Exercise task> Copy every line that holds "title".

Available data>

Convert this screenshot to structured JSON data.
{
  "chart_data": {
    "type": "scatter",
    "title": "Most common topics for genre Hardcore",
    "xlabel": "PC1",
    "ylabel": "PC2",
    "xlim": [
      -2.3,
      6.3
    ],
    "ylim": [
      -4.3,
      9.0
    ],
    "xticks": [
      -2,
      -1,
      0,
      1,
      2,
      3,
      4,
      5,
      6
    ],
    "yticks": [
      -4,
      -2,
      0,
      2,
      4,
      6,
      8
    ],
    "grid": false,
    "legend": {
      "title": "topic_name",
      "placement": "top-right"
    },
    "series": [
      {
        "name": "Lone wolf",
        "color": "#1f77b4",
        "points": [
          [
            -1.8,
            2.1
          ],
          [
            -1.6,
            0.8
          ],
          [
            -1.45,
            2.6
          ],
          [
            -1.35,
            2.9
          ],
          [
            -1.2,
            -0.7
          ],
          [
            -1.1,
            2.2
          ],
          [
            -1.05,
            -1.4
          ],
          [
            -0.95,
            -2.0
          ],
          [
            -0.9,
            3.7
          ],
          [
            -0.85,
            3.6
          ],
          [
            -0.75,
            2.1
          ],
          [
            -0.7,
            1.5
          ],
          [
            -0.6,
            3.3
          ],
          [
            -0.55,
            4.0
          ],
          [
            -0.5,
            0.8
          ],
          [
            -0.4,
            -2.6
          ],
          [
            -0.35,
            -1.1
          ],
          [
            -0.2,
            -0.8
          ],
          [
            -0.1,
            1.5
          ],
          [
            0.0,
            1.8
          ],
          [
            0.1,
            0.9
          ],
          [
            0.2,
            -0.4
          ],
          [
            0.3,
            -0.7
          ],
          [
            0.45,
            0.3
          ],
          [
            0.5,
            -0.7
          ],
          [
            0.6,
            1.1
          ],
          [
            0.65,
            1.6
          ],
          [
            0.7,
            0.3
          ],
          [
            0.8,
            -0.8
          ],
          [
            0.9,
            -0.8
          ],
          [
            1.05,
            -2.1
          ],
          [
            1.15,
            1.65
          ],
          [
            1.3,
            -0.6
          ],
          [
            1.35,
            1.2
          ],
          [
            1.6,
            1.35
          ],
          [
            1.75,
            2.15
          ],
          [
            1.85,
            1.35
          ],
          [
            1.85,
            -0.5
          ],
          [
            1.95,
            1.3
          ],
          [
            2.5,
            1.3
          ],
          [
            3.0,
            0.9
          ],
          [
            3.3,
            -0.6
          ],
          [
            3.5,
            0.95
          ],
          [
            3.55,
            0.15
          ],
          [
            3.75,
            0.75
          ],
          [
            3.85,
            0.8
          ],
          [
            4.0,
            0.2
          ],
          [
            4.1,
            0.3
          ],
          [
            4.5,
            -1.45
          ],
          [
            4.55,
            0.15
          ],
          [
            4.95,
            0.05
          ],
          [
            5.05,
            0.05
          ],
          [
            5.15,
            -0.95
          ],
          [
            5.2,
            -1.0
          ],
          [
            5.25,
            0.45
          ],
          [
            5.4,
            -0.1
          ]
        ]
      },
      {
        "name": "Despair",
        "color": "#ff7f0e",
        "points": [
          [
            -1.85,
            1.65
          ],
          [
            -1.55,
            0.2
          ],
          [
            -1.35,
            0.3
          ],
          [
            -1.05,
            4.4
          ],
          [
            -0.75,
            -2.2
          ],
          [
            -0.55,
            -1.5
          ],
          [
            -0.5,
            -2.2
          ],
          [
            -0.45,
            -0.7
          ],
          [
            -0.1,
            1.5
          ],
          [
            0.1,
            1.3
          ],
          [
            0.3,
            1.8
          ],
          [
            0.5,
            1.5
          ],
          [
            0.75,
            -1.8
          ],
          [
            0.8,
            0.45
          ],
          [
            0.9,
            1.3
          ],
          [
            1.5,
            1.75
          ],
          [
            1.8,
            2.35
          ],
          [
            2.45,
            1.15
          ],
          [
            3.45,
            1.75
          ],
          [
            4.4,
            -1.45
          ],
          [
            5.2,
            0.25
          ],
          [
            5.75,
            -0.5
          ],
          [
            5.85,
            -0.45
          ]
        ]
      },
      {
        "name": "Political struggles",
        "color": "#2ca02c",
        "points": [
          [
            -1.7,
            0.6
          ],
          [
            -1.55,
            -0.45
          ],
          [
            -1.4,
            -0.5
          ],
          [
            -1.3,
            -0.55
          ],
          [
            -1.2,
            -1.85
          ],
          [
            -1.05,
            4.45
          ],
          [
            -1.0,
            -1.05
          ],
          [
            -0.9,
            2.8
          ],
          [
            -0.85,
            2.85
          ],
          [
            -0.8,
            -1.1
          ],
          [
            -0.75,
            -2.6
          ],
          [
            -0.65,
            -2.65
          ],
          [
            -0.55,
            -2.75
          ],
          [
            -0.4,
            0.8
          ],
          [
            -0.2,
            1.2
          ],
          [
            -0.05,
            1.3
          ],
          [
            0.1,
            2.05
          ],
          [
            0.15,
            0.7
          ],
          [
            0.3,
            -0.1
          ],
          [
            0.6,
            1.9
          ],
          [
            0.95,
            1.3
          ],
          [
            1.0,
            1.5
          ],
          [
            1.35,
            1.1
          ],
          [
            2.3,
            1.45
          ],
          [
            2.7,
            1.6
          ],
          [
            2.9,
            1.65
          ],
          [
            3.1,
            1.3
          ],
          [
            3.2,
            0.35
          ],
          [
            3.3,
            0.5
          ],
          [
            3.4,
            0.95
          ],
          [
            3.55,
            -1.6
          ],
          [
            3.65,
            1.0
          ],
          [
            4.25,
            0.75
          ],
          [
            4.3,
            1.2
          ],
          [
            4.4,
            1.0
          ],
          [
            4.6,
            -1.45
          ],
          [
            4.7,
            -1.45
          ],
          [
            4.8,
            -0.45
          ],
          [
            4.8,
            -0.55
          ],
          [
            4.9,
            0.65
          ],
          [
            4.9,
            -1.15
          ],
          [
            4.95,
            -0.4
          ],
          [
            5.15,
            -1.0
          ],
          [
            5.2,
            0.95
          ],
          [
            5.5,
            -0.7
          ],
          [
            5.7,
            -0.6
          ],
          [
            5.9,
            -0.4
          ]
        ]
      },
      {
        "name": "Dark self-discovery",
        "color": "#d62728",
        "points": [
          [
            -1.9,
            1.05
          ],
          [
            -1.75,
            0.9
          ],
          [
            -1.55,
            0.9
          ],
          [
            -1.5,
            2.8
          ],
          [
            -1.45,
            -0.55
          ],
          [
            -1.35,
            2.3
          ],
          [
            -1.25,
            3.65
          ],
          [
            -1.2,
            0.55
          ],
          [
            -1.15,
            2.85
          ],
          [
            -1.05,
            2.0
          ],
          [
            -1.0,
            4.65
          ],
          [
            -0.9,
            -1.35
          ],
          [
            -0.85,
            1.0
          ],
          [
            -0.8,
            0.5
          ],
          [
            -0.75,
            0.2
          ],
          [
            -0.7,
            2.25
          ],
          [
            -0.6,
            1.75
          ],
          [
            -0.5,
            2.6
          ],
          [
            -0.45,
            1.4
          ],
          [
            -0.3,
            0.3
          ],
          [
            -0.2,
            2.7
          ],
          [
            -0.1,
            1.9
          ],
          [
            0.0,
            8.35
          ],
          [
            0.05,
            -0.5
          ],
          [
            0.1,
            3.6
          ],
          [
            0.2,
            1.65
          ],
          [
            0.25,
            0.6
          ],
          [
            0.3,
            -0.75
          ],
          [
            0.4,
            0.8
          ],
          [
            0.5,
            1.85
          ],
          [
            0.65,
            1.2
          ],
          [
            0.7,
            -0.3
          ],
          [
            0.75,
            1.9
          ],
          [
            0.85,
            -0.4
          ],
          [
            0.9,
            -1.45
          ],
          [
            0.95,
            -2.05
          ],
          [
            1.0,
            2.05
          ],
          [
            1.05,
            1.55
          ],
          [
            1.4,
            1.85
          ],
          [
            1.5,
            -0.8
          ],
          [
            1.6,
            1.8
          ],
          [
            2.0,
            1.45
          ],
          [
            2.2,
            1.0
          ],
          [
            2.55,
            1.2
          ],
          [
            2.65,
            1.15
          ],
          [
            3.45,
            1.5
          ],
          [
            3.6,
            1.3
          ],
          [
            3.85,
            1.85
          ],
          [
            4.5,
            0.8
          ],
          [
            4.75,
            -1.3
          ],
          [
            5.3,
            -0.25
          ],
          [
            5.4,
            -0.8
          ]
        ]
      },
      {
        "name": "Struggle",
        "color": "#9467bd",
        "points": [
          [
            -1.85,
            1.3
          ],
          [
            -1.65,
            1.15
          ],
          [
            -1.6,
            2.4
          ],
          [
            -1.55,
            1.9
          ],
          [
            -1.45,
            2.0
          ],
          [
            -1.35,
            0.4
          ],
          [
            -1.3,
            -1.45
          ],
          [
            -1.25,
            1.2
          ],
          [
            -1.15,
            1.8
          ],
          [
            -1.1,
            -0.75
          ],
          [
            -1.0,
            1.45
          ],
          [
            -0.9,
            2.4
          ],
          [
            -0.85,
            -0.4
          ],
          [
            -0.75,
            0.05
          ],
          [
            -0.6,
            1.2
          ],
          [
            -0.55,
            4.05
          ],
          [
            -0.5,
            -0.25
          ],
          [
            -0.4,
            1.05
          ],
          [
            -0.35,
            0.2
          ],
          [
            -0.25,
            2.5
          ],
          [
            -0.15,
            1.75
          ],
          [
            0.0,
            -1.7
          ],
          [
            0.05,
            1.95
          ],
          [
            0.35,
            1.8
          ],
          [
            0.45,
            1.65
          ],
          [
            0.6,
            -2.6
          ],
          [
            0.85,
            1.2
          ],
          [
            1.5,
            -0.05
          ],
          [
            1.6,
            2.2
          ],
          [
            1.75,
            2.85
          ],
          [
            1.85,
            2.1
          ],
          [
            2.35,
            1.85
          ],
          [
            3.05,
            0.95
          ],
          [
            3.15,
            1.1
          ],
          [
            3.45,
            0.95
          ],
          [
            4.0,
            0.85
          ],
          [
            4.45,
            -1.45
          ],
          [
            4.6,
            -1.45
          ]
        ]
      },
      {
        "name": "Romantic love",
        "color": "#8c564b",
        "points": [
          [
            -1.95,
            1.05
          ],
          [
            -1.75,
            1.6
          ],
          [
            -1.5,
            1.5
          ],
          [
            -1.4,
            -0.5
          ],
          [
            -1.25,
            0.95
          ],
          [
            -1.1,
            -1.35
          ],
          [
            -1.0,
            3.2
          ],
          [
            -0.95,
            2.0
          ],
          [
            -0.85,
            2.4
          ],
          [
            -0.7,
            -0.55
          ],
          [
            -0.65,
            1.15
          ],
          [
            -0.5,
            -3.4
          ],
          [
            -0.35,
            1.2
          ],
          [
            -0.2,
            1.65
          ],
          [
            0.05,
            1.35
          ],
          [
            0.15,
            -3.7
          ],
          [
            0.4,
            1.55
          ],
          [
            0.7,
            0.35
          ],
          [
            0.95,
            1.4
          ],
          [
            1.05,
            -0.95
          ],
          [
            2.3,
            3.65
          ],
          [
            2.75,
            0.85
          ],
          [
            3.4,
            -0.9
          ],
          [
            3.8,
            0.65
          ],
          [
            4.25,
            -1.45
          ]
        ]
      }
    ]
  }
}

Solved exercise>
    "title": "Most common topics for genre Hardcore",
      "title": "topic_name",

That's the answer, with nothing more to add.